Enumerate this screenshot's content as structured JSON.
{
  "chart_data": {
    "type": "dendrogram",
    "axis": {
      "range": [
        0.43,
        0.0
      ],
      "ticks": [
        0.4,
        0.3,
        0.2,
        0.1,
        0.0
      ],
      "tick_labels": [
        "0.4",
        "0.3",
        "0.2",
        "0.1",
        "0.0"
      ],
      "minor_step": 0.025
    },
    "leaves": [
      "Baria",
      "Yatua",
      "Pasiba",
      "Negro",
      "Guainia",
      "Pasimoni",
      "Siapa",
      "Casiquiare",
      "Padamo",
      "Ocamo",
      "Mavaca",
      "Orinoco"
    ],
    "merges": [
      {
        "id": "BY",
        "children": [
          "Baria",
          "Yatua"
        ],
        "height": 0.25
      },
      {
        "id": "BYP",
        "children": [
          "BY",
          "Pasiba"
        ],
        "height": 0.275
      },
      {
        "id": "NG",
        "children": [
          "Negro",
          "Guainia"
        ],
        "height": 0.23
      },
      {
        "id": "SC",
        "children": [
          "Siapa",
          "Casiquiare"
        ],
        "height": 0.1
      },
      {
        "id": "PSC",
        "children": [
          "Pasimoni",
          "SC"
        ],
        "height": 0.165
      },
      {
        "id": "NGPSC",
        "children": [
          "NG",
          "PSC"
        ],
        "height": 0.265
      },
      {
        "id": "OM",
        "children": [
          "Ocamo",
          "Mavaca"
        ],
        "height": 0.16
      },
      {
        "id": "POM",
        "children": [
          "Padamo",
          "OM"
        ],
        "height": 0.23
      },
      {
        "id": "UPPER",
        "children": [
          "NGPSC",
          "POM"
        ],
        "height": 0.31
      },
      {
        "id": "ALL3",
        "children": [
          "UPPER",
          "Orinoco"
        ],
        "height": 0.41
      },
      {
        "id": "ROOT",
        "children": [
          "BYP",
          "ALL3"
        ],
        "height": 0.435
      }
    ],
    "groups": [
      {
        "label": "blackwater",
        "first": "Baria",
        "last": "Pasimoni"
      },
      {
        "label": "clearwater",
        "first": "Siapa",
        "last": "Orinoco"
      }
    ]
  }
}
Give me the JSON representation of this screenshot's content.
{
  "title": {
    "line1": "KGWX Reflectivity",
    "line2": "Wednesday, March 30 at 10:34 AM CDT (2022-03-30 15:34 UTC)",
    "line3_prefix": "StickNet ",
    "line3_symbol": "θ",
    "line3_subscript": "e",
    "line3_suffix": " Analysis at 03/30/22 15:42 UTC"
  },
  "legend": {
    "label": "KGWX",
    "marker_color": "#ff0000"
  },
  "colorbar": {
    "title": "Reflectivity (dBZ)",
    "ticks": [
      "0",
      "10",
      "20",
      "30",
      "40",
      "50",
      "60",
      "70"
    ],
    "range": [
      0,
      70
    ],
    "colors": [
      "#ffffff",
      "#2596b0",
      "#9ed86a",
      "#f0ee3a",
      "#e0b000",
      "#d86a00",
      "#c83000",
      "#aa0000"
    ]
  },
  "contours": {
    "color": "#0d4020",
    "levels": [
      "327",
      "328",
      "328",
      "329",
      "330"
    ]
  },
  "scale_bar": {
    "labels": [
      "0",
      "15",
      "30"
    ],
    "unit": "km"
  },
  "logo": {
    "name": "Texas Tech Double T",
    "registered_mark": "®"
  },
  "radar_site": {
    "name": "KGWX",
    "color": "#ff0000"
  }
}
· · · ·
• [What you have to do]
Your task is to transcribe the material exactly.

• [Exercise result]
Enumerate this screenshot's content as structured JSON.
{
  "chart_data": {
    "type": "dendrogram",
    "axis": {
      "range": [
        0.43,
        0.0
      ],
      "ticks": [
        0.4,
        0.3,
        0.2,
        0.1,
        0.0
      ],
      "tick_labels": [
        "0.4",
        "0.3",
        "0.2",
        "0.1",
        "0.0"
      ],
      "minor_step": 0.025
    },
    "leaves": [
      "Baria",
      "Yatua",
      "Pasiba",
      "Negro",
      "Guainia",
      "Pasimoni",
      "Siapa",
      "Casiquiare",
      "Padamo",
      "Ocamo",
      "Mavaca",
      "Orinoco"
    ],
    "merges": [
      {
        "id": "BY",
        "children": [
          "Baria",
          "Yatua"
        ],
        "height": 0.25
      },
      {
        "id": "BYP",
        "children": [
          "BY",
          "Pasiba"
        ],
        "height": 0.275
      },
      {
        "id": "NG",
        "children": [
          "Negro",
          "Guainia"
        ],
        "height": 0.23
      },
      {
        "id": "SC",
        "children": [
          "Siapa",
          "Casiquiare"
        ],
        "height": 0.1
      },
      {
        "id": "PSC",
        "children": [
          "Pasimoni",
          "SC"
        ],
        "height": 0.165
      },
      {
        "id": "NGPSC",
        "children": [
          "NG",
          "PSC"
        ],
        "height": 0.265
      },
      {
        "id": "OM",
        "children": [
          "Ocamo",
          "Mavaca"
        ],
        "height": 0.16
      },
      {
        "id": "POM",
        "children": [
          "Padamo",
          "OM"
        ],
        "height": 0.23
      },
      {
        "id": "UPPER",
        "children": [
          "NGPSC",
          "POM"
        ],
        "height": 0.31
      },
      {
        "id": "ALL3",
        "children": [
          "UPPER",
          "Orinoco"
        ],
        "height": 0.41
      },
      {
        "id": "ROOT",
        "children": [
          "BYP",
          "ALL3"
        ],
        "height": 0.435
      }
    ],
    "groups": [
      {
        "label": "blackwater",
        "first": "Baria",
        "last": "Pasimoni"
      },
      {
        "label": "clearwater",
        "first": "Siapa",
        "last": "Orinoco"
      }
    ]
  }
}
Give me the JSON representation of this screenshot's content.
{
  "title": {
    "line1": "KGWX Reflectivity",
    "line2": "Wednesday, March 30 at 10:34 AM CDT (2022-03-30 15:34 UTC)",
    "line3_prefix": "StickNet ",
    "line3_symbol": "θ",
    "line3_subscript": "e",
    "line3_suffix": " Analysis at 03/30/22 15:42 UTC"
  },
  "legend": {
    "label": "KGWX",
    "marker_color": "#ff0000"
  },
  "colorbar": {
    "title": "Reflectivity (dBZ)",
    "ticks": [
      "0",
      "10",
      "20",
      "30",
      "40",
      "50",
      "60",
      "70"
    ],
    "range": [
      0,
      70
    ],
    "colors": [
      "#ffffff",
      "#2596b0",
      "#9ed86a",
      "#f0ee3a",
      "#e0b000",
      "#d86a00",
      "#c83000",
      "#aa0000"
    ]
  },
  "contours": {
    "color": "#0d4020",
    "levels": [
      "327",
      "328",
      "328",
      "329",
      "330"
    ]
  },
  "scale_bar": {
    "labels": [
      "0",
      "15",
      "30"
    ],
    "unit": "km"
  },
  "logo": {
    "name": "Texas Tech Double T",
    "registered_mark": "®"
  },
  "radar_site": {
    "name": "KGWX",
    "color": "#ff0000"
  }
}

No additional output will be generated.